Prompt
Write out each line that follows exactly as it stands, without the pictures.

The records
■ ■ ■

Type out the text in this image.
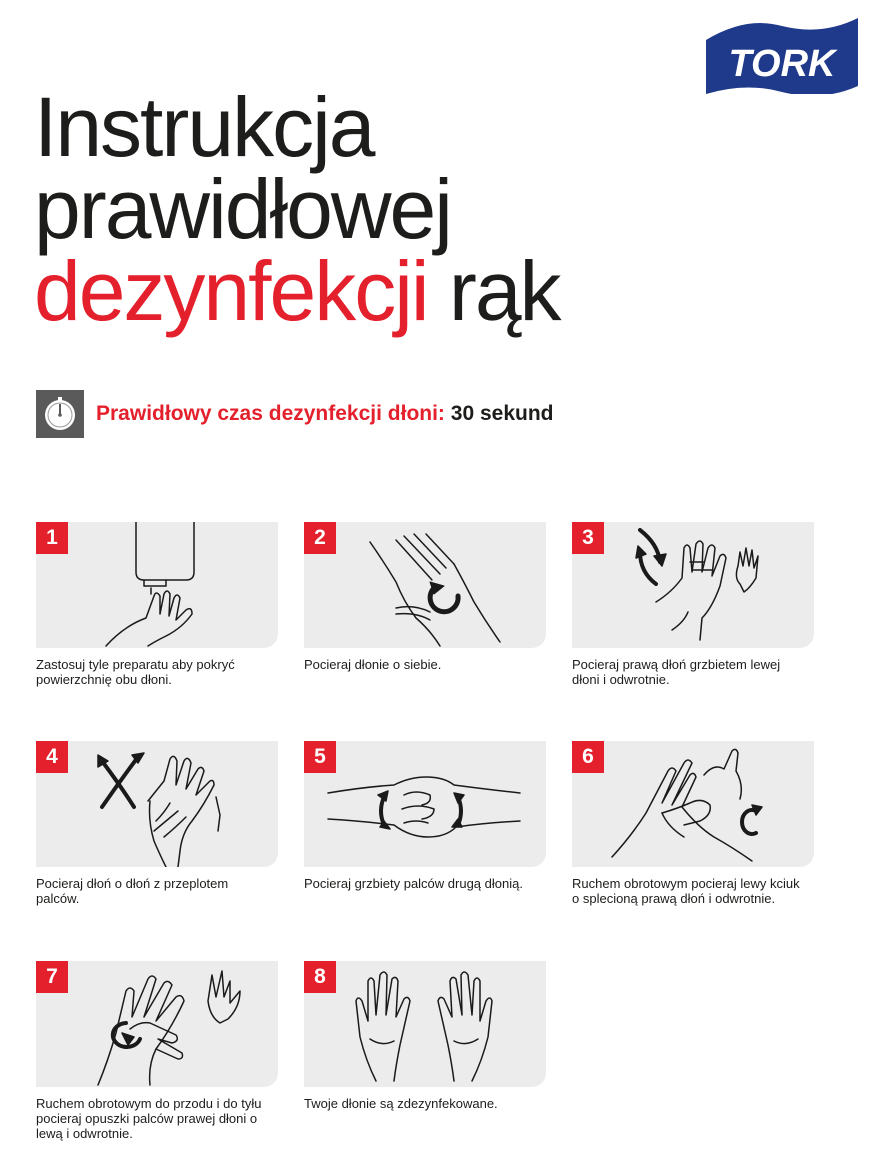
TORK
Instrukcja
prawidłowej
dezynfekcji rąk
Prawidłowy czas dezynfekcji dłoni: 30 sekund
1
Zastosuj tyle preparatu aby pokryć powierzchnię obu dłoni.
2
Pocieraj dłonie o siebie.
3
Pocieraj prawą dłoń grzbietem lewej dłoni i odwrotnie.
4
Pocieraj dłoń o dłoń z przeplotem palców.
5
Pocieraj grzbiety palców drugą dłonią.
6
Ruchem obrotowym pocieraj lewy kciuk o splecioną prawą dłoń i odwrotnie.
7
Ruchem obrotowym do przodu i do tyłu pocieraj opuszki palców prawej dłoni o lewą i odwrotnie.
8
Twoje dłonie są zdezynfekowane.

■ ■ ■

Final answer
Type out the text in this image.
TORK
Instrukcja
prawidłowej
dezynfekcji rąk
Prawidłowy czas dezynfekcji dłoni: 30 sekund
1
Zastosuj tyle preparatu aby pokryć powierzchnię obu dłoni.
2
Pocieraj dłonie o siebie.
3
Pocieraj prawą dłoń grzbietem lewej dłoni i odwrotnie.
4
Pocieraj dłoń o dłoń z przeplotem palców.
5
Pocieraj grzbiety palców drugą dłonią.
6
Ruchem obrotowym pocieraj lewy kciuk o splecioną prawą dłoń i odwrotnie.
7
Ruchem obrotowym do przodu i do tyłu pocieraj opuszki palców prawej dłoni o lewą i odwrotnie.
8
Twoje dłonie są zdezynfekowane.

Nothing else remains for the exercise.